* BEGIN Working data *

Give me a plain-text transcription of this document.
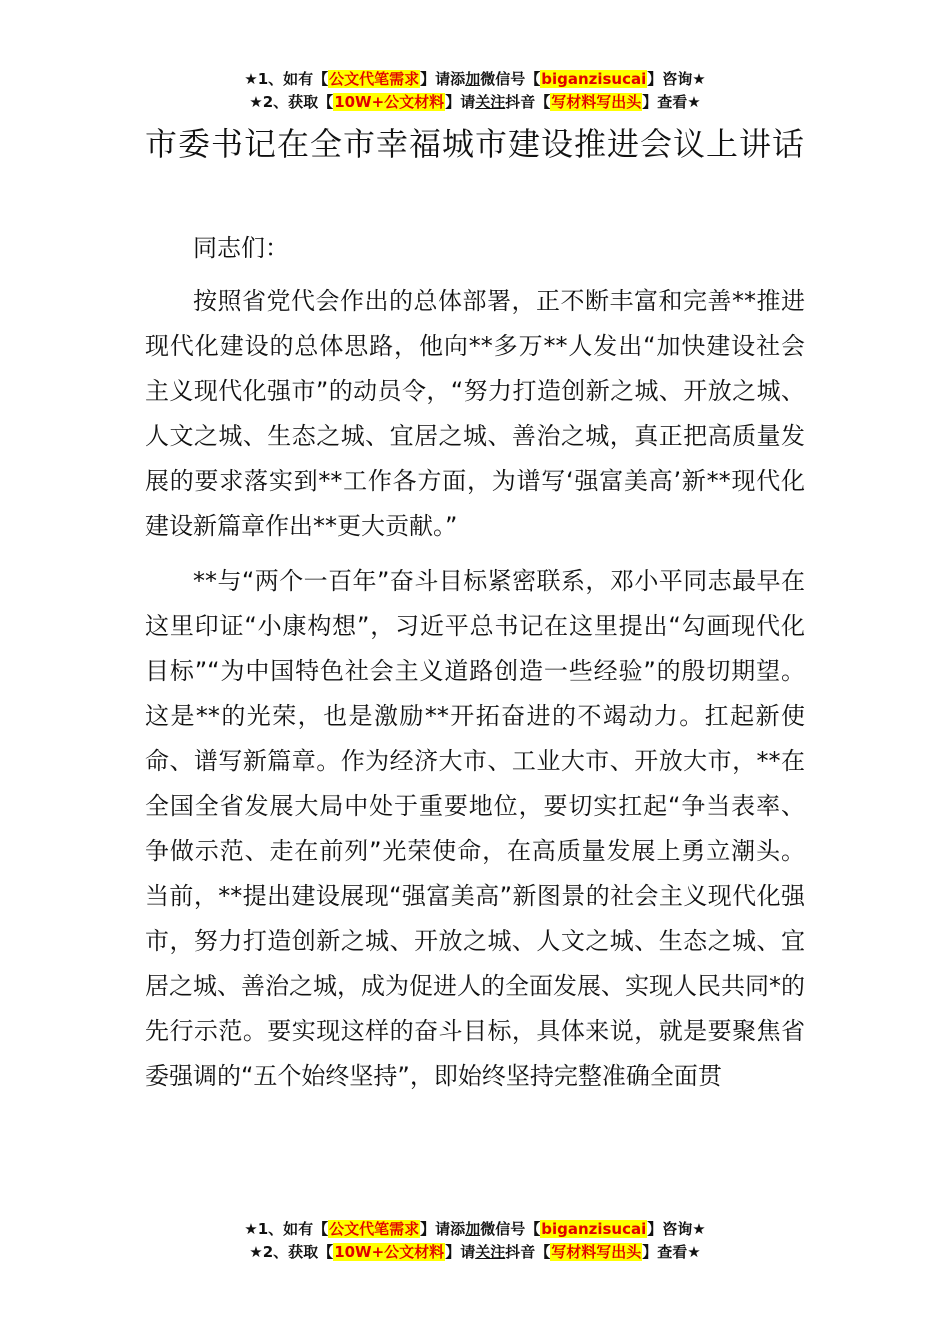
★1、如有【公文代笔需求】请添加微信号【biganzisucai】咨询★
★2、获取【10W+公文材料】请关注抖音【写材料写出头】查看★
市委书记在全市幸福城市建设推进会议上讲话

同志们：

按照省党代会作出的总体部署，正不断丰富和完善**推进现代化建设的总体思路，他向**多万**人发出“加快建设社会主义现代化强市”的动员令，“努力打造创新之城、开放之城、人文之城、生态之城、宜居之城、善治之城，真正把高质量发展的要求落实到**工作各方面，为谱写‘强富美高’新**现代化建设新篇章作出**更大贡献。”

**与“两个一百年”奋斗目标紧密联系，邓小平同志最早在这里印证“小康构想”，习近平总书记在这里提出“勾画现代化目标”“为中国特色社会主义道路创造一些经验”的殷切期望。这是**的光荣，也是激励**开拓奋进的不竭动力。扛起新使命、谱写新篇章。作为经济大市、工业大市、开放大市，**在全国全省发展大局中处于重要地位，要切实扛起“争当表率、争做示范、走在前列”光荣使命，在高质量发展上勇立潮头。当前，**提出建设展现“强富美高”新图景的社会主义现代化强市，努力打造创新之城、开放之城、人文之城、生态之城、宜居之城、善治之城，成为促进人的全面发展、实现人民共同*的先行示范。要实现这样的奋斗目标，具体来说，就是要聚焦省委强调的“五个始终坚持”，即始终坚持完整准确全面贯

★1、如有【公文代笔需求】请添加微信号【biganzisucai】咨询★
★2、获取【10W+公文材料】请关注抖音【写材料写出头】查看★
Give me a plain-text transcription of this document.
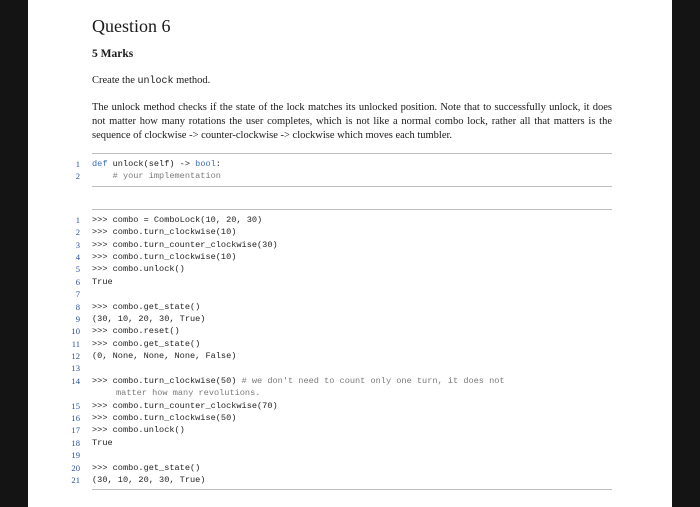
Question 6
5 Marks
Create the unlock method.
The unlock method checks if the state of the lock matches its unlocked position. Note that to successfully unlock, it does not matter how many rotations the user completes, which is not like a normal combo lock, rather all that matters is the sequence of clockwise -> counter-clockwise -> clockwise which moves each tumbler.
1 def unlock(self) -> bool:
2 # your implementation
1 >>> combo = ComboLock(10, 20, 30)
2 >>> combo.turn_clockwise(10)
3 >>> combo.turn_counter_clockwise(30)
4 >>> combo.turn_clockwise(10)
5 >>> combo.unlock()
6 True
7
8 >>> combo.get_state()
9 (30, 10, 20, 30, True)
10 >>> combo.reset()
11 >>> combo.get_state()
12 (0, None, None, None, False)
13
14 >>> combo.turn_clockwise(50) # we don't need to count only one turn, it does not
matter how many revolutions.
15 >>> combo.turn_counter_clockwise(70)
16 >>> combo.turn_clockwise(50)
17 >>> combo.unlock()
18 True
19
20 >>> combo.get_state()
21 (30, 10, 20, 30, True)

* END Working data *

(Written instruction)
Reproduce the full material exactly, excluding the pictures.

(Written answer)
Give me a plain-text transcription of this document.
★1、如有【公文代笔需求】请添加微信号【biganzisucai】咨询★
★2、获取【10W+公文材料】请关注抖音【写材料写出头】查看★
市委书记在全市幸福城市建设推进会议上讲话

同志们：

按照省党代会作出的总体部署，正不断丰富和完善**推进现代化建设的总体思路，他向**多万**人发出“加快建设社会主义现代化强市”的动员令，“努力打造创新之城、开放之城、人文之城、生态之城、宜居之城、善治之城，真正把高质量发展的要求落实到**工作各方面，为谱写‘强富美高’新**现代化建设新篇章作出**更大贡献。”

**与“两个一百年”奋斗目标紧密联系，邓小平同志最早在这里印证“小康构想”，习近平总书记在这里提出“勾画现代化目标”“为中国特色社会主义道路创造一些经验”的殷切期望。这是**的光荣，也是激励**开拓奋进的不竭动力。扛起新使命、谱写新篇章。作为经济大市、工业大市、开放大市，**在全国全省发展大局中处于重要地位，要切实扛起“争当表率、争做示范、走在前列”光荣使命，在高质量发展上勇立潮头。当前，**提出建设展现“强富美高”新图景的社会主义现代化强市，努力打造创新之城、开放之城、人文之城、生态之城、宜居之城、善治之城，成为促进人的全面发展、实现人民共同*的先行示范。要实现这样的奋斗目标，具体来说，就是要聚焦省委强调的“五个始终坚持”，即始终坚持完整准确全面贯

★1、如有【公文代笔需求】请添加微信号【biganzisucai】咨询★
★2、获取【10W+公文材料】请关注抖音【写材料写出头】查看★
Give me a plain-text transcription of this document.
Question 6
5 Marks
Create the unlock method.
The unlock method checks if the state of the lock matches its unlocked position. Note that to successfully unlock, it does not matter how many rotations the user completes, which is not like a normal combo lock, rather all that matters is the sequence of clockwise -> counter-clockwise -> clockwise which moves each tumbler.
1 def unlock(self) -> bool:
2 # your implementation
1 >>> combo = ComboLock(10, 20, 30)
2 >>> combo.turn_clockwise(10)
3 >>> combo.turn_counter_clockwise(30)
4 >>> combo.turn_clockwise(10)
5 >>> combo.unlock()
6 True
7
8 >>> combo.get_state()
9 (30, 10, 20, 30, True)
10 >>> combo.reset()
11 >>> combo.get_state()
12 (0, None, None, None, False)
13
14 >>> combo.turn_clockwise(50) # we don't need to count only one turn, it does not
matter how many revolutions.
15 >>> combo.turn_counter_clockwise(70)
16 >>> combo.turn_clockwise(50)
17 >>> combo.unlock()
18 True
19
20 >>> combo.get_state()
21 (30, 10, 20, 30, True)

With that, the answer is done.